Entries taken from a collection =>
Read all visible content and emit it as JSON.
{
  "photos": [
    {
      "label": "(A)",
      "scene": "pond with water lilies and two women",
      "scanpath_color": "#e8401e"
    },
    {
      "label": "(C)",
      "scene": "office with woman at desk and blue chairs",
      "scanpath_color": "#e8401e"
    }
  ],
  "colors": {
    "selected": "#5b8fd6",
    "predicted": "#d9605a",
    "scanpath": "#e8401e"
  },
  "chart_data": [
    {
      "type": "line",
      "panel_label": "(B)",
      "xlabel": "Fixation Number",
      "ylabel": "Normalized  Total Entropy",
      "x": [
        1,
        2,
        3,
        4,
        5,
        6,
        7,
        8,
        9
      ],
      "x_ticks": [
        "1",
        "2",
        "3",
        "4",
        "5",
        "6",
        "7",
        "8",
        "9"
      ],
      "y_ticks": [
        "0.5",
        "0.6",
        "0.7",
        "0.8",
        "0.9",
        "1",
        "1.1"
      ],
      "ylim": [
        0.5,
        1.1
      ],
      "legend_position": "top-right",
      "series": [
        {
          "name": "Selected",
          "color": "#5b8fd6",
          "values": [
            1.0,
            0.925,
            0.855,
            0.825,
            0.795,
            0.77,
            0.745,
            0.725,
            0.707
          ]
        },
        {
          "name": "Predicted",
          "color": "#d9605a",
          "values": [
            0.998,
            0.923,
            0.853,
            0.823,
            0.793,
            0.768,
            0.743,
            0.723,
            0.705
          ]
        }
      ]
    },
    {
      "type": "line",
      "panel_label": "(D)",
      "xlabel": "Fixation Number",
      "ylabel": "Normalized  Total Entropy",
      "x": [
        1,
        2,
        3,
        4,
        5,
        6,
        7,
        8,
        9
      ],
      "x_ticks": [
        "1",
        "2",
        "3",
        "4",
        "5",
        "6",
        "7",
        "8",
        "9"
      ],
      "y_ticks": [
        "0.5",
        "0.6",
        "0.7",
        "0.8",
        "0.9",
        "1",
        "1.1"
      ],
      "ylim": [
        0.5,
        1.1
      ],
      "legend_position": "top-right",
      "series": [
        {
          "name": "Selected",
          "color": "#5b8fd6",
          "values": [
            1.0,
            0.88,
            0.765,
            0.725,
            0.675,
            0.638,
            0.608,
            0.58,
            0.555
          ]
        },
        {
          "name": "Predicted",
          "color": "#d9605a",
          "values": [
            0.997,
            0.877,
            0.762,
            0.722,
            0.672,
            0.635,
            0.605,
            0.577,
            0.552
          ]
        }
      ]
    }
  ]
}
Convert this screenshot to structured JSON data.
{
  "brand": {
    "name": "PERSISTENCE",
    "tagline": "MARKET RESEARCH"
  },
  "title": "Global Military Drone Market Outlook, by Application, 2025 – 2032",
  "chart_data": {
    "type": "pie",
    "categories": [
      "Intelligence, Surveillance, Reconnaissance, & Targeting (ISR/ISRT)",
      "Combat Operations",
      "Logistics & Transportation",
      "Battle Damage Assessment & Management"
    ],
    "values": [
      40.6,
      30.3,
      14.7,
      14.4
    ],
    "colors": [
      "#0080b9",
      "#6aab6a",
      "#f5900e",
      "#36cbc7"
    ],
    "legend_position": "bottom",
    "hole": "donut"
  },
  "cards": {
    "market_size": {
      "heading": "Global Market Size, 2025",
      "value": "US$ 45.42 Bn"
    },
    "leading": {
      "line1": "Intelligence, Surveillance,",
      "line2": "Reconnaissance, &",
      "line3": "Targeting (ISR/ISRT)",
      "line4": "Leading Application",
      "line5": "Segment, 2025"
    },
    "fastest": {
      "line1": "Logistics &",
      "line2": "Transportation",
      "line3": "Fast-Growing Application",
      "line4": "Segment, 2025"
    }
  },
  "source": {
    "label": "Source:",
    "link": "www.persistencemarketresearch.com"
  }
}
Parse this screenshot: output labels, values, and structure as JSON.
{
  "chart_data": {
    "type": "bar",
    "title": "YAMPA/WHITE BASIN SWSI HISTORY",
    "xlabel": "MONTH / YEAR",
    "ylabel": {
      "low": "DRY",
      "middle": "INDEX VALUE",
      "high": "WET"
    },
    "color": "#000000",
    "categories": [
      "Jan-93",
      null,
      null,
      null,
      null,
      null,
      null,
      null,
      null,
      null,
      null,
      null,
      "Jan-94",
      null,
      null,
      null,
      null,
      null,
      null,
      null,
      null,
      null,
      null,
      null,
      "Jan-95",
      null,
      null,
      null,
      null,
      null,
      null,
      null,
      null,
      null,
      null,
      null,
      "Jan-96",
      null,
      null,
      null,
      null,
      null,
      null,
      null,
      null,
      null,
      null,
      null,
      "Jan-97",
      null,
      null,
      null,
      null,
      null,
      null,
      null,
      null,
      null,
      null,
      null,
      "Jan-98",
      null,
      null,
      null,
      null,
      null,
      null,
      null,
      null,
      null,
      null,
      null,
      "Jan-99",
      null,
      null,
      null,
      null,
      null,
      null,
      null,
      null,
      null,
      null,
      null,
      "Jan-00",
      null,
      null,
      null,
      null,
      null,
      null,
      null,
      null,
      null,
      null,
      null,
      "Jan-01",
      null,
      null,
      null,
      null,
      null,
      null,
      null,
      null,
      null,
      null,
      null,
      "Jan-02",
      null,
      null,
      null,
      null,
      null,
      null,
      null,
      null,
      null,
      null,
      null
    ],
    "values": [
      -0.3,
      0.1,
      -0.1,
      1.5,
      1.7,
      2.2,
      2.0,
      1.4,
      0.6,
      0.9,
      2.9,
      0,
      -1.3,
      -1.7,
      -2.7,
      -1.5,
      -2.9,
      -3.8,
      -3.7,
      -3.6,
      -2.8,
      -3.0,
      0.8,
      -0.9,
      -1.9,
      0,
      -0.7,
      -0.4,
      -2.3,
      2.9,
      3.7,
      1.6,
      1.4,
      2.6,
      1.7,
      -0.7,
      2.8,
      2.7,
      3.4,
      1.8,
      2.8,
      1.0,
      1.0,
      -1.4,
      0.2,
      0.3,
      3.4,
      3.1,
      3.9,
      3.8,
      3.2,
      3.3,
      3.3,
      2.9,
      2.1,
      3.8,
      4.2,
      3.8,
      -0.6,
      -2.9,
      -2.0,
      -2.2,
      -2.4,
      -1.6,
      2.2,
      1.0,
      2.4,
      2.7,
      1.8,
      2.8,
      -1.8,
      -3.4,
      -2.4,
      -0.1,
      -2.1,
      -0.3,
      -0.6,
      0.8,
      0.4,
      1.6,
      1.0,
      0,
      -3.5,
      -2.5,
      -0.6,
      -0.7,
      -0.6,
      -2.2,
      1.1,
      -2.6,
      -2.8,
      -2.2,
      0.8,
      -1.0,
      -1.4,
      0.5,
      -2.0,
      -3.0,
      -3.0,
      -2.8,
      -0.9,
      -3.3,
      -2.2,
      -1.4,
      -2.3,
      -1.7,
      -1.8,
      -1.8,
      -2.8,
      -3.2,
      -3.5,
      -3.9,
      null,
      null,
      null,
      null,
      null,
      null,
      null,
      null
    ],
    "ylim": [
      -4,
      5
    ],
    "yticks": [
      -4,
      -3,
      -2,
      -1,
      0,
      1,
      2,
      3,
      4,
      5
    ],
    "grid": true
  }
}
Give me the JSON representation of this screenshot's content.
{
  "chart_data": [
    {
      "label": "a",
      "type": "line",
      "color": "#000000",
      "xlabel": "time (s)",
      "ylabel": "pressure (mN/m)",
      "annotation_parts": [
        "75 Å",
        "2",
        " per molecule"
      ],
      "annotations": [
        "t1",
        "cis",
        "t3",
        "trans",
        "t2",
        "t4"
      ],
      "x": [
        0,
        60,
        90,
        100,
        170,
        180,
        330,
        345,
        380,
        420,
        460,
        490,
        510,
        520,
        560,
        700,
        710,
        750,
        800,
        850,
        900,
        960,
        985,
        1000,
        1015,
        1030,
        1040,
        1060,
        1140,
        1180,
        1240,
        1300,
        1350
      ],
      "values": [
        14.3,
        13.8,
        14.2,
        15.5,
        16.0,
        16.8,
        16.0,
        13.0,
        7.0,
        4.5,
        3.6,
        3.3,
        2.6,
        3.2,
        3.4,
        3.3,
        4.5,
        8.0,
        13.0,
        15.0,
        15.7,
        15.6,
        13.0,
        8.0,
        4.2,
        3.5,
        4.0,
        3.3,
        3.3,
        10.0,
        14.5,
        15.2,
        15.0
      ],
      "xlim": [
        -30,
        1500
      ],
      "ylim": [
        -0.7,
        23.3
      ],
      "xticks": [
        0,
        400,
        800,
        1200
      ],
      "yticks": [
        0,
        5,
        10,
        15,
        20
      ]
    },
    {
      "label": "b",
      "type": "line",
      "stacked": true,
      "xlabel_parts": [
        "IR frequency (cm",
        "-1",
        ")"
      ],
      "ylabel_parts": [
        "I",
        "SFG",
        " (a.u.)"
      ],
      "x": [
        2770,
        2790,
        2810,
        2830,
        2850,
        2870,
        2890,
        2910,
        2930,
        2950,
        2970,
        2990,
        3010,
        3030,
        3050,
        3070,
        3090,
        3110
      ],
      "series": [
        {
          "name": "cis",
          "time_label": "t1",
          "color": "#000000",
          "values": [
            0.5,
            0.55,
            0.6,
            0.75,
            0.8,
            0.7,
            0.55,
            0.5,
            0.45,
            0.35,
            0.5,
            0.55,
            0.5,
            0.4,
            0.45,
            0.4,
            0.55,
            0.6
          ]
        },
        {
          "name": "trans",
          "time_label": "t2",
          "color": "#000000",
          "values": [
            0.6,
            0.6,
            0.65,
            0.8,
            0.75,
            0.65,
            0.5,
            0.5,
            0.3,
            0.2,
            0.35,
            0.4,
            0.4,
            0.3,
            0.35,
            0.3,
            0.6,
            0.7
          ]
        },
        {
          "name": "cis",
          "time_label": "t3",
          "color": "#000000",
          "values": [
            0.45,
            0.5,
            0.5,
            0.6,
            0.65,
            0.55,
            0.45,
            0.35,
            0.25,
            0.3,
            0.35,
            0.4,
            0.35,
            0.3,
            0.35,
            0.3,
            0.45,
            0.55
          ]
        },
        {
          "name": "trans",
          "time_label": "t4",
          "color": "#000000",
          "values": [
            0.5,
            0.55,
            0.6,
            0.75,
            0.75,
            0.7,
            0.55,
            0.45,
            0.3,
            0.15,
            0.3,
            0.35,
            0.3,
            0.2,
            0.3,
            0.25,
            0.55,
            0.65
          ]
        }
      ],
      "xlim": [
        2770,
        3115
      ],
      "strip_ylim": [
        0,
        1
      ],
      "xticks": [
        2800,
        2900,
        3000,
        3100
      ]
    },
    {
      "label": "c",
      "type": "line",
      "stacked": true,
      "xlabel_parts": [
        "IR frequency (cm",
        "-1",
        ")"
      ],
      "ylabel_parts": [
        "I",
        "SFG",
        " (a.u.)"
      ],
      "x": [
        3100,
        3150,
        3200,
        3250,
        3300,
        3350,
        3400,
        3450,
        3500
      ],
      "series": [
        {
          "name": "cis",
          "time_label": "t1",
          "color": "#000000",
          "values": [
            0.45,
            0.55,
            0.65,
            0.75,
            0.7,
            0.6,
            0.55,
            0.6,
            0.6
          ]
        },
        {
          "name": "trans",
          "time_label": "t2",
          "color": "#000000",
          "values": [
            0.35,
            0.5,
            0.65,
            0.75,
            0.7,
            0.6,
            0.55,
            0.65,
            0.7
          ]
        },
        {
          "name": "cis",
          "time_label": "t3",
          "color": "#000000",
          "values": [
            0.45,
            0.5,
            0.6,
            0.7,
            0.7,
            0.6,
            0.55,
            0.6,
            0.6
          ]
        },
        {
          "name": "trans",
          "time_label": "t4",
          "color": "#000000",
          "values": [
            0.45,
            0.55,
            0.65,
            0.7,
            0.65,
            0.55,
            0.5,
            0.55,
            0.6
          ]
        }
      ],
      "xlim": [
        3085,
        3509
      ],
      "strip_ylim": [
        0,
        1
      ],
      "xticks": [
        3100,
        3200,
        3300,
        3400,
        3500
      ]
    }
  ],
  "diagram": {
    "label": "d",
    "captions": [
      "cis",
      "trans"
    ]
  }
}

WHAT IS ASKED => Identify the lines in the entries above that contain "Surveillance", then copy them out.

THE RESPONSE =>
      "Intelligence, Surveillance, Reconnaissance, & Targeting (ISR/ISRT)",
      "line1": "Intelligence, Surveillance,",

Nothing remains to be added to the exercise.